— Start of Records for processing —
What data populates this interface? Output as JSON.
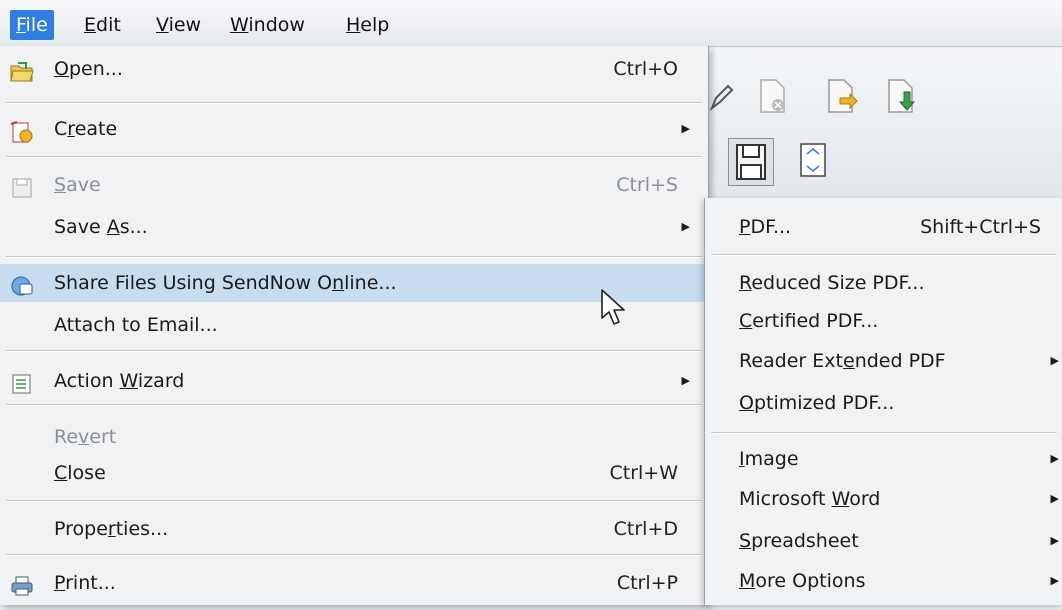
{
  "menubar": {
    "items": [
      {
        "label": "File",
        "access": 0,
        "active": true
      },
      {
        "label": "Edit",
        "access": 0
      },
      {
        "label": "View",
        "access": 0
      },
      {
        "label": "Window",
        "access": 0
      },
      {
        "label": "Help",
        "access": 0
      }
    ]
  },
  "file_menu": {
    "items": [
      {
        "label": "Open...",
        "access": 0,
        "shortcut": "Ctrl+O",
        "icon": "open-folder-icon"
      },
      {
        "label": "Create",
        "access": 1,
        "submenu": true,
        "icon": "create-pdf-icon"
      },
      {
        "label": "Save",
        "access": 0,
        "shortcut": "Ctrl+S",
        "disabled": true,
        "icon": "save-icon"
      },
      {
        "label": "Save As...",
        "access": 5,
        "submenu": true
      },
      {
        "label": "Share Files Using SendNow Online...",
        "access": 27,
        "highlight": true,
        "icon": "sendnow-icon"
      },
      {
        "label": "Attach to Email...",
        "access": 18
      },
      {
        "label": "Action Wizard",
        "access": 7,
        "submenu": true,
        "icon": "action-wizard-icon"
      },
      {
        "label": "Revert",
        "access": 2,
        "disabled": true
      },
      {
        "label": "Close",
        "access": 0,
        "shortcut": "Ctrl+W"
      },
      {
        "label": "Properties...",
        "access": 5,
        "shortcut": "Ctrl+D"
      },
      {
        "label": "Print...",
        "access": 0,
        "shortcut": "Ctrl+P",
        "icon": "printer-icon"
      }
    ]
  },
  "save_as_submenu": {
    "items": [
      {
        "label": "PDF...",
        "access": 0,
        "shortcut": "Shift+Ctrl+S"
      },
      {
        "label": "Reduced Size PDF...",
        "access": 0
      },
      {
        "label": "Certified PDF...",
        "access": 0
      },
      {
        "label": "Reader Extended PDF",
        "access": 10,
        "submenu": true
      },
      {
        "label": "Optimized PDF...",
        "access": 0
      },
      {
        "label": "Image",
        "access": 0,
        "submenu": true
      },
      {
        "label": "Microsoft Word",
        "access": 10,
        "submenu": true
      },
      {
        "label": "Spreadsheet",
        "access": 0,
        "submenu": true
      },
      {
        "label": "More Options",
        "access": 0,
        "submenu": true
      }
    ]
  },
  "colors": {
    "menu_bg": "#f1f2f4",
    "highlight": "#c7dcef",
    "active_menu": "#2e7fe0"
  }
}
— End of Records for processing —
— Start of Records for processing —
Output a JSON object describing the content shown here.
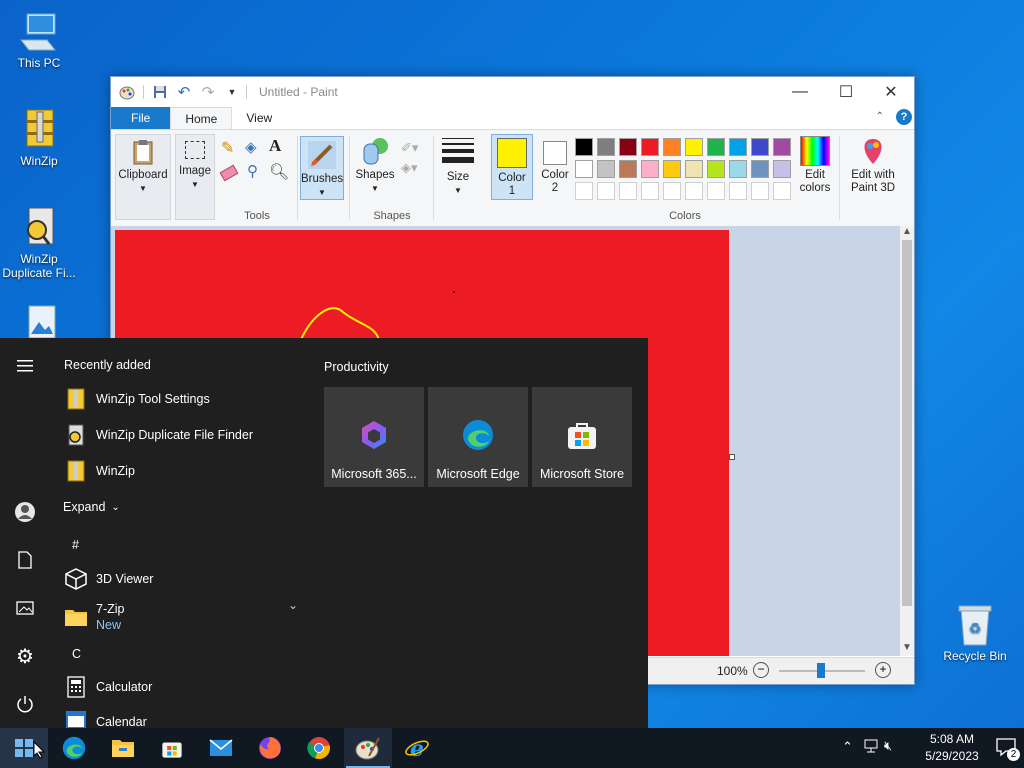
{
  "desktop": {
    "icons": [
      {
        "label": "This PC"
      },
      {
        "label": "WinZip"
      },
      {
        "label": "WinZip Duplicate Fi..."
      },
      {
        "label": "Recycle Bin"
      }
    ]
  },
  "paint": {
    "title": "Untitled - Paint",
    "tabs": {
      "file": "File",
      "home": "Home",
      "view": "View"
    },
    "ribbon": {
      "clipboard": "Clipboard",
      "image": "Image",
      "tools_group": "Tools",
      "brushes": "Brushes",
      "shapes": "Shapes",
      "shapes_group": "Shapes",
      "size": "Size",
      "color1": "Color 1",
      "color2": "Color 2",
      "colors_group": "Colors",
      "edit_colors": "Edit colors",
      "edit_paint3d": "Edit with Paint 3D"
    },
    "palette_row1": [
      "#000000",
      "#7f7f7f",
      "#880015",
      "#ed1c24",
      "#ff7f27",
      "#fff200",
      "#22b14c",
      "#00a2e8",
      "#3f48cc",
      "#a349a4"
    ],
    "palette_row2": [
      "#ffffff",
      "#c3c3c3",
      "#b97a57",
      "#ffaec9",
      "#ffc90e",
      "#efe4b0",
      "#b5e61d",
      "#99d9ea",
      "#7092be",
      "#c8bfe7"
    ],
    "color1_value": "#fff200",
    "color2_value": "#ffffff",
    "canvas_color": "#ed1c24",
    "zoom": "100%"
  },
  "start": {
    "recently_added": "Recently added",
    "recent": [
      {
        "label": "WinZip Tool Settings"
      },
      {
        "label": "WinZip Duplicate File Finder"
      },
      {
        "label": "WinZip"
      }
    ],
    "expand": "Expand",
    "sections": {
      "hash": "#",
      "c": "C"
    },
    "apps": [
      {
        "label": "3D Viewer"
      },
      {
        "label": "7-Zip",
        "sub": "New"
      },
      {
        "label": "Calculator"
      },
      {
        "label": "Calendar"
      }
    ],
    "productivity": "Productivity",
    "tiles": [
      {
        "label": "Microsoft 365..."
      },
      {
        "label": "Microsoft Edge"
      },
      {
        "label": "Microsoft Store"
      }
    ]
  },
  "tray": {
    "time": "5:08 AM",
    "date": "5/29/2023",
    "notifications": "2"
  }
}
— End of Records for processing —
— Start of Records for processing —
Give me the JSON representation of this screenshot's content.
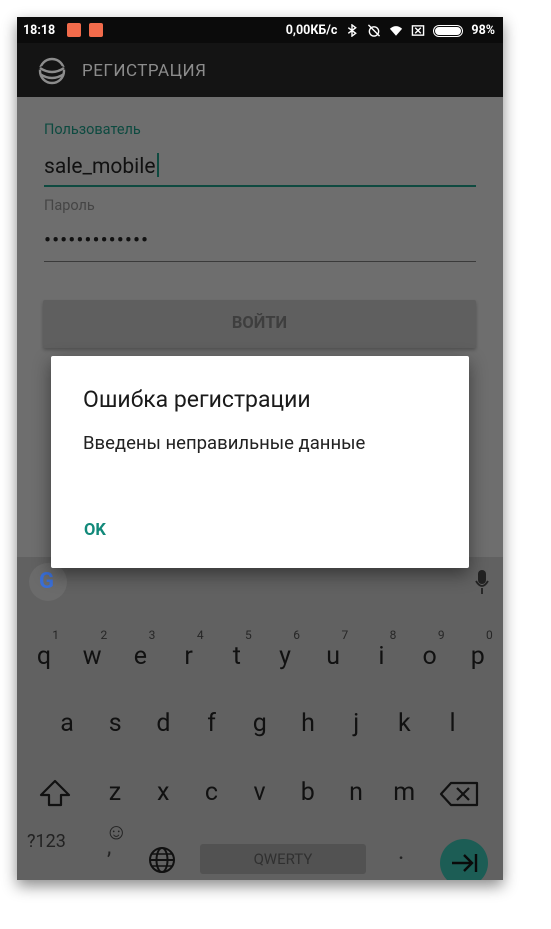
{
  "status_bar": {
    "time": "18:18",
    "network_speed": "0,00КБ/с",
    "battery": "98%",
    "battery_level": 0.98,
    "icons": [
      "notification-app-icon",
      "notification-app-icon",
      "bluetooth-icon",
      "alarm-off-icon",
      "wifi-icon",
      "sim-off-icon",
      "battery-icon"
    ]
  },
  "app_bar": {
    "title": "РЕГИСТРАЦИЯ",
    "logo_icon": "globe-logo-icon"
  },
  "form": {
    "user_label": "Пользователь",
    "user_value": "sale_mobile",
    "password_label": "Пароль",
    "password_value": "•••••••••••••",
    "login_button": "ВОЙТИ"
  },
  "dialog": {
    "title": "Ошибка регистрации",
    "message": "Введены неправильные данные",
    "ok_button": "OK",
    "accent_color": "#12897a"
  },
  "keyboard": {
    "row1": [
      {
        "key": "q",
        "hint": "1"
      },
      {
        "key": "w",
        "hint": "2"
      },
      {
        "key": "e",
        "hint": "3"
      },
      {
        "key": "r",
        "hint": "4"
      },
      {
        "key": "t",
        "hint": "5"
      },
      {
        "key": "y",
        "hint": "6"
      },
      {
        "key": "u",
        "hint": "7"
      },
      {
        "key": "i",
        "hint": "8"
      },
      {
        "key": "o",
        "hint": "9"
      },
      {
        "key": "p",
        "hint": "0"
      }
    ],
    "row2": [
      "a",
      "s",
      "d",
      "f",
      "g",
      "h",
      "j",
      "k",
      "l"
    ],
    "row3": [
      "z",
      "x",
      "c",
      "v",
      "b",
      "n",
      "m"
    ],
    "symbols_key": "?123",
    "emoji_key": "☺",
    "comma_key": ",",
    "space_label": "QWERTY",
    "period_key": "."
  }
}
— End of Records for processing —
• Set task: Go through the entries above and pull out each line with "title" in it.

• Exercise answer:
    "title": "Untitled - Paint",
    "title": "РЕГИСТРАЦИЯ",
    "title": "Ошибка регистрации",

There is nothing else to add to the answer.